### Given request
Exactly as written, quote every line that follows, skipping the images.

— Begin —

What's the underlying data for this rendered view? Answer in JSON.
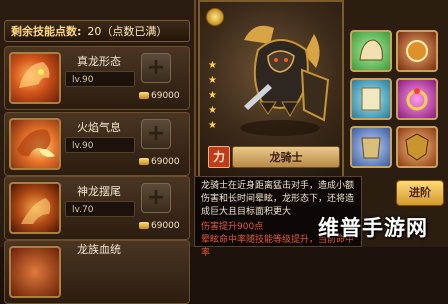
{
  "points": {
    "label": "剩余技能点数:",
    "value": "20（点数已满）"
  },
  "skills": [
    {
      "name": "真龙形态",
      "level": "lv.90",
      "cost": "69000",
      "plus": "+"
    },
    {
      "name": "火焰气息",
      "level": "lv.90",
      "cost": "69000",
      "plus": "+"
    },
    {
      "name": "神龙摆尾",
      "level": "lv.70",
      "cost": "69000",
      "plus": "+"
    },
    {
      "name": "龙族血统",
      "level": "",
      "cost": "",
      "plus": ""
    }
  ],
  "character": {
    "name": "龙骑士",
    "power_badge": "力",
    "stars": 5
  },
  "equipment": [
    {
      "slot": "helmet",
      "border_color": "#caa35a",
      "bg": "#6fd06a"
    },
    {
      "slot": "amulet",
      "border_color": "#caa35a",
      "bg": "#b14a2a"
    },
    {
      "slot": "scroll",
      "border_color": "#caa35a",
      "bg": "#3fb3c9"
    },
    {
      "slot": "ring",
      "border_color": "#caa35a",
      "bg": "#c23fb3"
    },
    {
      "slot": "armor",
      "border_color": "#caa35a",
      "bg": "#6a8cd6"
    },
    {
      "slot": "shield",
      "border_color": "#caa35a",
      "bg": "#c46a2a"
    }
  ],
  "advance_label": "进阶",
  "tooltip": {
    "description": "龙骑士在近身距离猛击对手，造成小额伤害和长时间晕眩，龙形态下，还将造成巨大且目标面积更大",
    "bonus_line1": "伤害提升900点",
    "bonus_line2": "晕眩命中率随技能等级提升，当前命中率"
  },
  "watermark": "维普手游网",
  "colors": {
    "accent": "#caa35a",
    "damage": "#e4572e",
    "gold": "#ffd247"
  }
}
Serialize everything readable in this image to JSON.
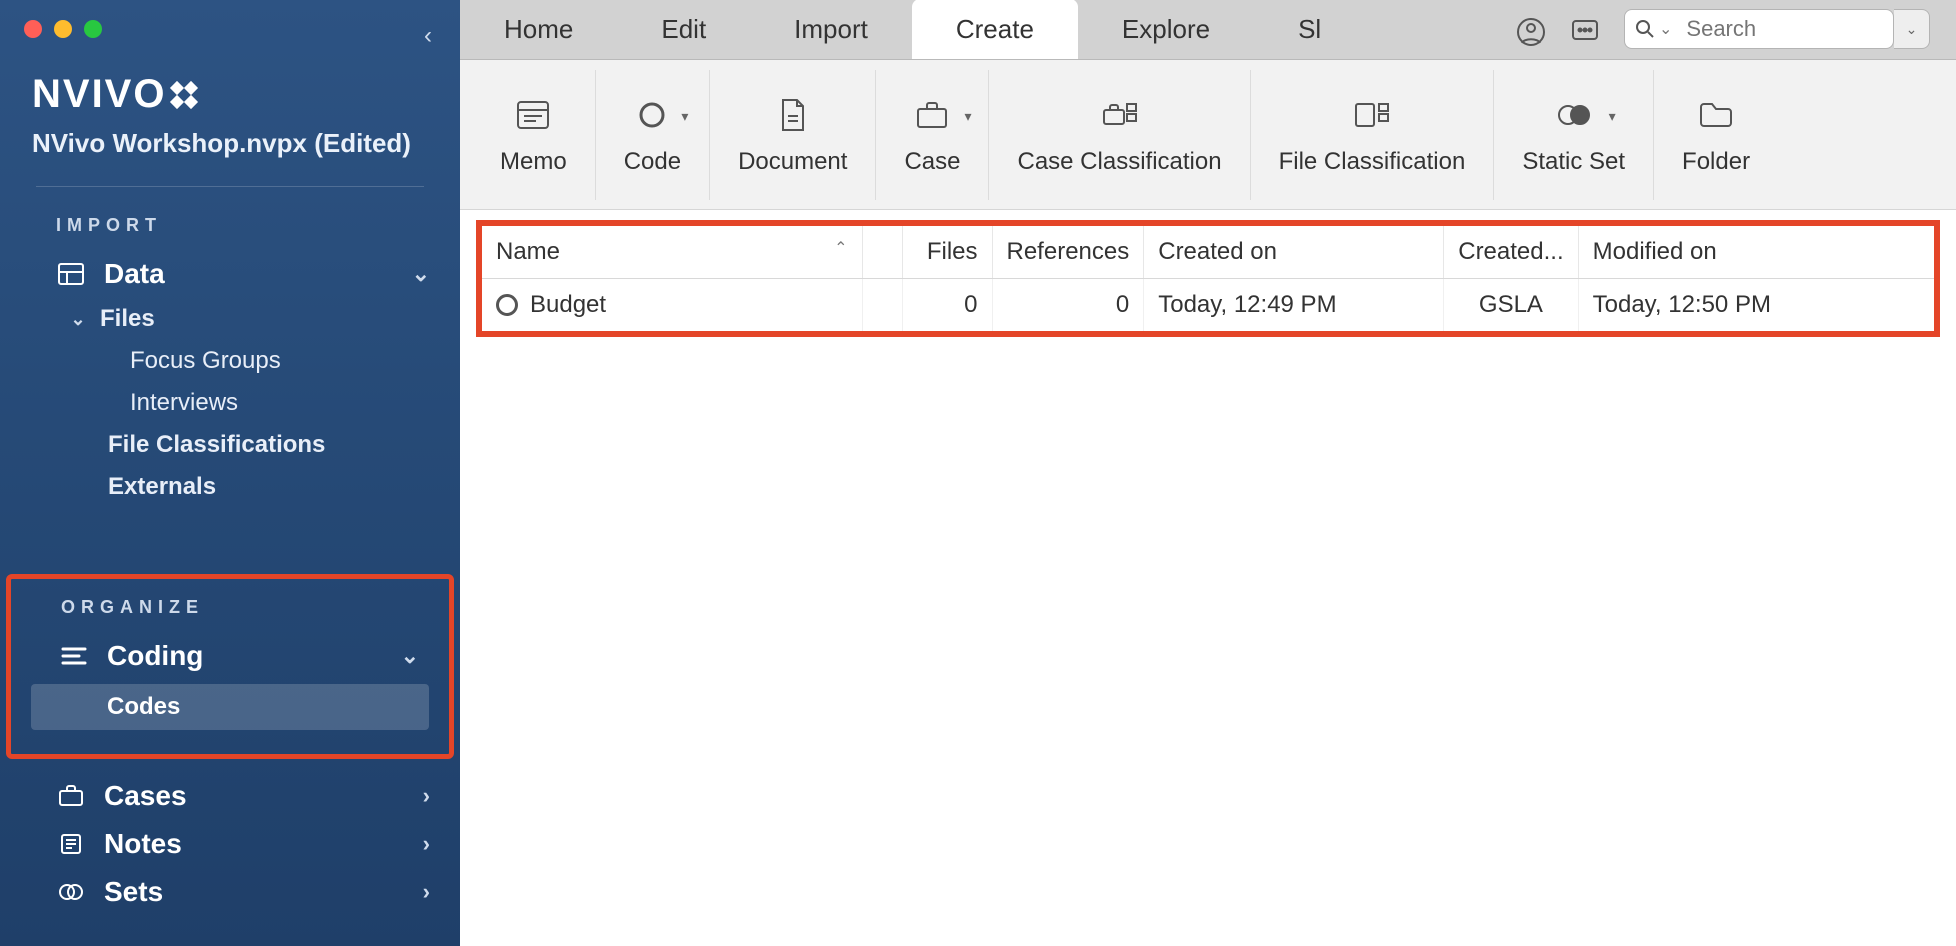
{
  "app": {
    "logo_text": "NVIVO",
    "project_title": "NVivo Workshop.nvpx (Edited)"
  },
  "sidebar": {
    "sections": {
      "import_label": "IMPORT",
      "organize_label": "ORGANIZE"
    },
    "data": {
      "label": "Data",
      "files": "Files",
      "focus_groups": "Focus Groups",
      "interviews": "Interviews",
      "file_classifications": "File Classifications",
      "externals": "Externals"
    },
    "coding": {
      "label": "Coding",
      "codes": "Codes"
    },
    "cases": "Cases",
    "notes": "Notes",
    "sets": "Sets"
  },
  "menu": {
    "tabs": [
      "Home",
      "Edit",
      "Import",
      "Create",
      "Explore",
      "Sl"
    ],
    "active_index": 3,
    "search_placeholder": "Search"
  },
  "ribbon": {
    "memo": "Memo",
    "code": "Code",
    "document": "Document",
    "case": "Case",
    "case_classification": "Case Classification",
    "file_classification": "File Classification",
    "static_set": "Static Set",
    "folder": "Folder"
  },
  "table": {
    "headers": {
      "name": "Name",
      "files": "Files",
      "references": "References",
      "created_on": "Created on",
      "created_by": "Created...",
      "modified_on": "Modified on"
    },
    "rows": [
      {
        "name": "Budget",
        "files": "0",
        "references": "0",
        "created_on": "Today, 12:49 PM",
        "created_by": "GSLA",
        "modified_on": "Today, 12:50 PM"
      }
    ]
  }
}
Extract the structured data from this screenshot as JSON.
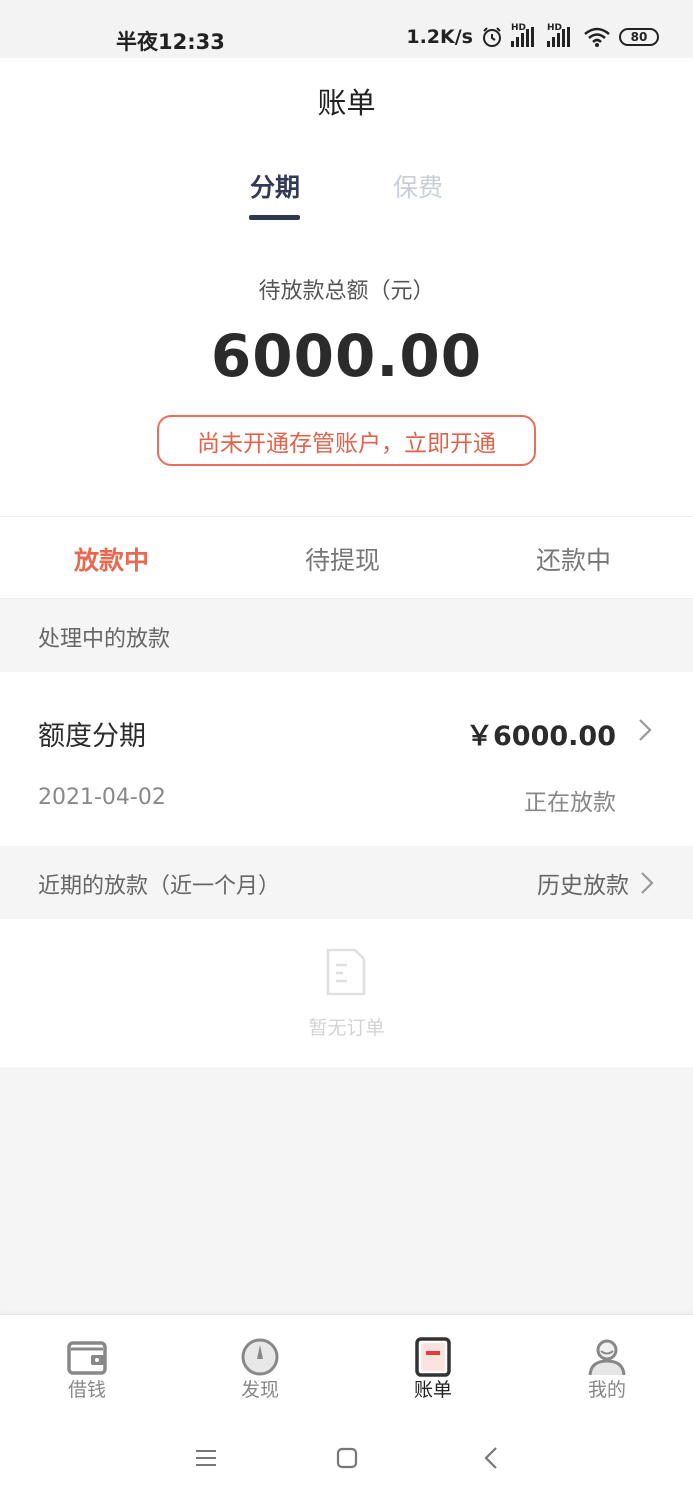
{
  "status_bar": {
    "time": "半夜12:33",
    "network_speed": "1.2K/s",
    "signal1_label": "HD",
    "signal2_label": "HD",
    "battery": "80",
    "icons": [
      "alarm-icon",
      "signal-icon",
      "signal-icon",
      "wifi-icon",
      "battery-icon"
    ]
  },
  "header": {
    "title": "账单"
  },
  "segments": [
    {
      "label": "分期",
      "active": true
    },
    {
      "label": "保费",
      "active": false
    }
  ],
  "summary": {
    "label": "待放款总额（元）",
    "amount": "6000.00",
    "notice": "尚未开通存管账户，立即开通"
  },
  "subtabs": [
    {
      "label": "放款中",
      "active": true
    },
    {
      "label": "待提现",
      "active": false
    },
    {
      "label": "还款中",
      "active": false
    }
  ],
  "processing": {
    "section_title": "处理中的放款",
    "items": [
      {
        "name": "额度分期",
        "amount": "￥6000.00",
        "date": "2021-04-02",
        "status": "正在放款"
      }
    ]
  },
  "recent": {
    "section_title": "近期的放款（近一个月）",
    "history_link": "历史放款",
    "empty_text": "暂无订单"
  },
  "bottom_nav": [
    {
      "label": "借钱",
      "icon": "wallet-icon",
      "active": false
    },
    {
      "label": "发现",
      "icon": "compass-icon",
      "active": false
    },
    {
      "label": "账单",
      "icon": "bill-icon",
      "active": true
    },
    {
      "label": "我的",
      "icon": "user-icon",
      "active": false
    }
  ],
  "colors": {
    "accent": "#e8694f",
    "segment_active": "#333a55",
    "segment_inactive": "#c9ced8",
    "page_bg": "#f5f5f6"
  }
}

— End —

### Response to the task
What's the underlying data for this rendered view? Answer in JSON.
{
  "points": {
    "label": "剩余技能点数:",
    "value": "20（点数已满）"
  },
  "skills": [
    {
      "name": "真龙形态",
      "level": "lv.90",
      "cost": "69000",
      "plus": "+"
    },
    {
      "name": "火焰气息",
      "level": "lv.90",
      "cost": "69000",
      "plus": "+"
    },
    {
      "name": "神龙摆尾",
      "level": "lv.70",
      "cost": "69000",
      "plus": "+"
    },
    {
      "name": "龙族血统",
      "level": "",
      "cost": "",
      "plus": ""
    }
  ],
  "character": {
    "name": "龙骑士",
    "power_badge": "力",
    "stars": 5
  },
  "equipment": [
    {
      "slot": "helmet",
      "border_color": "#caa35a",
      "bg": "#6fd06a"
    },
    {
      "slot": "amulet",
      "border_color": "#caa35a",
      "bg": "#b14a2a"
    },
    {
      "slot": "scroll",
      "border_color": "#caa35a",
      "bg": "#3fb3c9"
    },
    {
      "slot": "ring",
      "border_color": "#caa35a",
      "bg": "#c23fb3"
    },
    {
      "slot": "armor",
      "border_color": "#caa35a",
      "bg": "#6a8cd6"
    },
    {
      "slot": "shield",
      "border_color": "#caa35a",
      "bg": "#c46a2a"
    }
  ],
  "advance_label": "进阶",
  "tooltip": {
    "description": "龙骑士在近身距离猛击对手，造成小额伤害和长时间晕眩，龙形态下，还将造成巨大且目标面积更大",
    "bonus_line1": "伤害提升900点",
    "bonus_line2": "晕眩命中率随技能等级提升，当前命中率"
  },
  "watermark": "维普手游网",
  "colors": {
    "accent": "#caa35a",
    "damage": "#e4572e",
    "gold": "#ffd247"
  }
}
Serialize everything readable in this image to JSON.
{
  "app": {
    "logo_text": "NVIVO",
    "project_title": "NVivo Workshop.nvpx (Edited)"
  },
  "sidebar": {
    "sections": {
      "import_label": "IMPORT",
      "organize_label": "ORGANIZE"
    },
    "data": {
      "label": "Data",
      "files": "Files",
      "focus_groups": "Focus Groups",
      "interviews": "Interviews",
      "file_classifications": "File Classifications",
      "externals": "Externals"
    },
    "coding": {
      "label": "Coding",
      "codes": "Codes"
    },
    "cases": "Cases",
    "notes": "Notes",
    "sets": "Sets"
  },
  "menu": {
    "tabs": [
      "Home",
      "Edit",
      "Import",
      "Create",
      "Explore",
      "Sl"
    ],
    "active_index": 3,
    "search_placeholder": "Search"
  },
  "ribbon": {
    "memo": "Memo",
    "code": "Code",
    "document": "Document",
    "case": "Case",
    "case_classification": "Case Classification",
    "file_classification": "File Classification",
    "static_set": "Static Set",
    "folder": "Folder"
  },
  "table": {
    "headers": {
      "name": "Name",
      "files": "Files",
      "references": "References",
      "created_on": "Created on",
      "created_by": "Created...",
      "modified_on": "Modified on"
    },
    "rows": [
      {
        "name": "Budget",
        "files": "0",
        "references": "0",
        "created_on": "Today, 12:49 PM",
        "created_by": "GSLA",
        "modified_on": "Today, 12:50 PM"
      }
    ]
  }
}
Extract the structured data from this screenshot as JSON.
{
  "status_bar": {
    "time": "半夜12:33",
    "network_speed": "1.2K/s",
    "signal1_label": "HD",
    "signal2_label": "HD",
    "battery": "80",
    "icons": [
      "alarm-icon",
      "signal-icon",
      "signal-icon",
      "wifi-icon",
      "battery-icon"
    ]
  },
  "header": {
    "title": "账单"
  },
  "segments": [
    {
      "label": "分期",
      "active": true
    },
    {
      "label": "保费",
      "active": false
    }
  ],
  "summary": {
    "label": "待放款总额（元）",
    "amount": "6000.00",
    "notice": "尚未开通存管账户，立即开通"
  },
  "subtabs": [
    {
      "label": "放款中",
      "active": true
    },
    {
      "label": "待提现",
      "active": false
    },
    {
      "label": "还款中",
      "active": false
    }
  ],
  "processing": {
    "section_title": "处理中的放款",
    "items": [
      {
        "name": "额度分期",
        "amount": "￥6000.00",
        "date": "2021-04-02",
        "status": "正在放款"
      }
    ]
  },
  "recent": {
    "section_title": "近期的放款（近一个月）",
    "history_link": "历史放款",
    "empty_text": "暂无订单"
  },
  "bottom_nav": [
    {
      "label": "借钱",
      "icon": "wallet-icon",
      "active": false
    },
    {
      "label": "发现",
      "icon": "compass-icon",
      "active": false
    },
    {
      "label": "账单",
      "icon": "bill-icon",
      "active": true
    },
    {
      "label": "我的",
      "icon": "user-icon",
      "active": false
    }
  ],
  "colors": {
    "accent": "#e8694f",
    "segment_active": "#333a55",
    "segment_inactive": "#c9ced8",
    "page_bg": "#f5f5f6"
  }
}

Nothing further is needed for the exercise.